● **Task instructions**:
Skip the pictures and repeat each line of the data exactly.
= = =
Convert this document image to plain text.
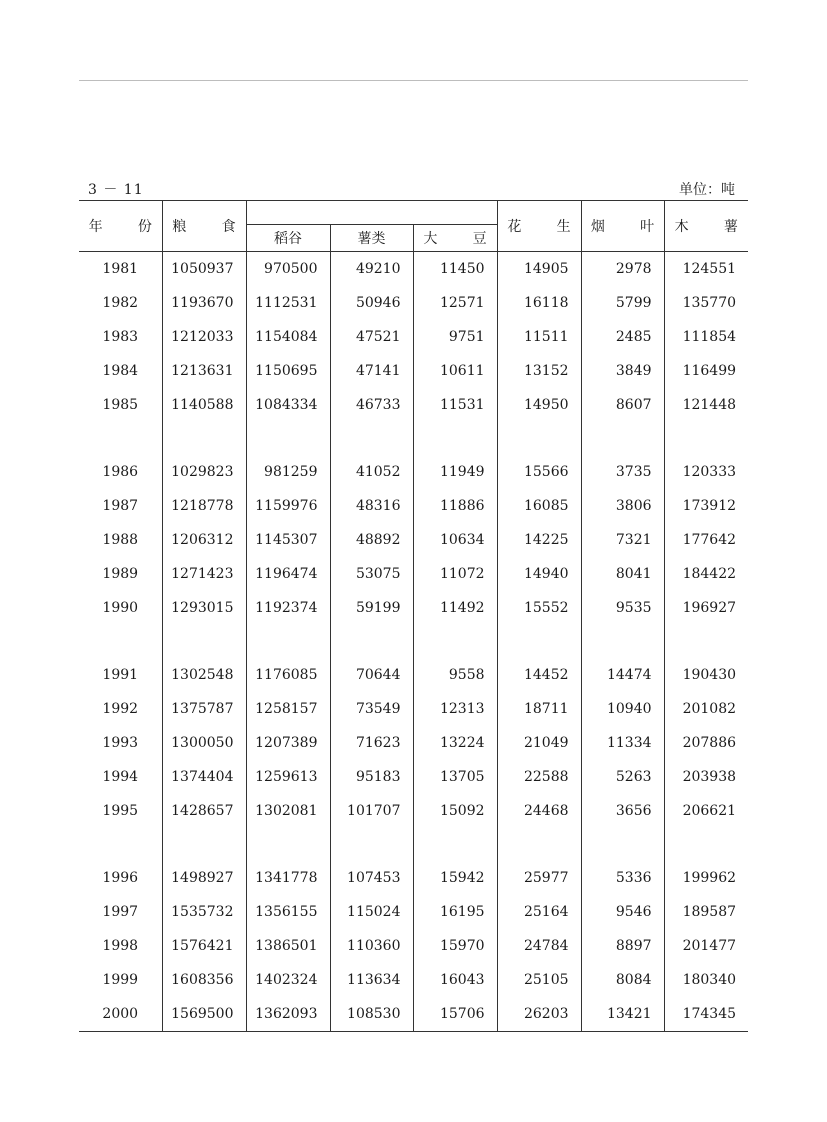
3 － 11	单位：吨
年 份	粮 食				花 生	烟 叶	木 薯
		稻谷	薯类	大 豆			
1981	1050937	970500	49210	11450	14905	2978	124551
1982	1193670	1112531	50946	12571	16118	5799	135770
1983	1212033	1154084	47521	9751	11511	2485	111854
1984	1213631	1150695	47141	10611	13152	3849	116499
1985	1140588	1084334	46733	11531	14950	8607	121448

1986	1029823	981259	41052	11949	15566	3735	120333
1987	1218778	1159976	48316	11886	16085	3806	173912
1988	1206312	1145307	48892	10634	14225	7321	177642
1989	1271423	1196474	53075	11072	14940	8041	184422
1990	1293015	1192374	59199	11492	15552	9535	196927

1991	1302548	1176085	70644	9558	14452	14474	190430
1992	1375787	1258157	73549	12313	18711	10940	201082
1993	1300050	1207389	71623	13224	21049	11334	207886
1994	1374404	1259613	95183	13705	22588	5263	203938
1995	1428657	1302081	101707	15092	24468	3656	206621

1996	1498927	1341778	107453	15942	25977	5336	199962
1997	1535732	1356155	115024	16195	25164	9546	189587
1998	1576421	1386501	110360	15970	24784	8897	201477
1999	1608356	1402324	113634	16043	25105	8084	180340
2000	1569500	1362093	108530	15706	26203	13421	174345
= = =
● **Correct response**:
Convert this document image to plain text.
3 － 11	单位：吨
年 份	粮 食				花 生	烟 叶	木 薯
		稻谷	薯类	大 豆			
1981	1050937	970500	49210	11450	14905	2978	124551
1982	1193670	1112531	50946	12571	16118	5799	135770
1983	1212033	1154084	47521	9751	11511	2485	111854
1984	1213631	1150695	47141	10611	13152	3849	116499
1985	1140588	1084334	46733	11531	14950	8607	121448

1986	1029823	981259	41052	11949	15566	3735	120333
1987	1218778	1159976	48316	11886	16085	3806	173912
1988	1206312	1145307	48892	10634	14225	7321	177642
1989	1271423	1196474	53075	11072	14940	8041	184422
1990	1293015	1192374	59199	11492	15552	9535	196927

1991	1302548	1176085	70644	9558	14452	14474	190430
1992	1375787	1258157	73549	12313	18711	10940	201082
1993	1300050	1207389	71623	13224	21049	11334	207886
1994	1374404	1259613	95183	13705	22588	5263	203938
1995	1428657	1302081	101707	15092	24468	3656	206621

1996	1498927	1341778	107453	15942	25977	5336	199962
1997	1535732	1356155	115024	16195	25164	9546	189587
1998	1576421	1386501	110360	15970	24784	8897	201477
1999	1608356	1402324	113634	16043	25105	8084	180340
2000	1569500	1362093	108530	15706	26203	13421	174345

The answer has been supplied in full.